■ Job ■
Work through the material below line by line and say how many lines include the word "femmes". Only the number, please.

-- begin --

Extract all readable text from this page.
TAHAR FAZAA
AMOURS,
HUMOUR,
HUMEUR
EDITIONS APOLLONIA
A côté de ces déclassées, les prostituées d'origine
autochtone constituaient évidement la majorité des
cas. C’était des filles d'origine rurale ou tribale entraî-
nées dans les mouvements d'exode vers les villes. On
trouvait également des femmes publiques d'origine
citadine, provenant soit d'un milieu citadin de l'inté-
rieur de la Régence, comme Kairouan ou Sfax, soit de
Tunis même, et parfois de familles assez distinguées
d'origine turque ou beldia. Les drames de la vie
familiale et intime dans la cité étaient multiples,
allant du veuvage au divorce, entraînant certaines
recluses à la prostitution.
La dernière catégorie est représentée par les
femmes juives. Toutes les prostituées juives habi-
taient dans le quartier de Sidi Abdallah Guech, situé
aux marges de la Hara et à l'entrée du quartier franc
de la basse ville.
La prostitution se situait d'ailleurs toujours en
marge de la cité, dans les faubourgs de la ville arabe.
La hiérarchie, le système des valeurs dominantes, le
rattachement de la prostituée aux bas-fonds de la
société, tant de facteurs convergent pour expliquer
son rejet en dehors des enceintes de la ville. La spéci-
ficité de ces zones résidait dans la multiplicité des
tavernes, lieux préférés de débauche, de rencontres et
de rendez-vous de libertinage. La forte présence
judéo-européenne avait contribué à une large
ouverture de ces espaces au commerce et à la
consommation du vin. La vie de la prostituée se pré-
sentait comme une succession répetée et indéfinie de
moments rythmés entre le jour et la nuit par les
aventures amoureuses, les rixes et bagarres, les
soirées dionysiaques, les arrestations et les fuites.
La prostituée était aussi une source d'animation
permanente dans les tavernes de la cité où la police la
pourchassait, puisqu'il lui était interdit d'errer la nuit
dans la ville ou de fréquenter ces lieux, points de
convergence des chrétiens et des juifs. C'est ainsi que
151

-- end --

■ Task response ■
2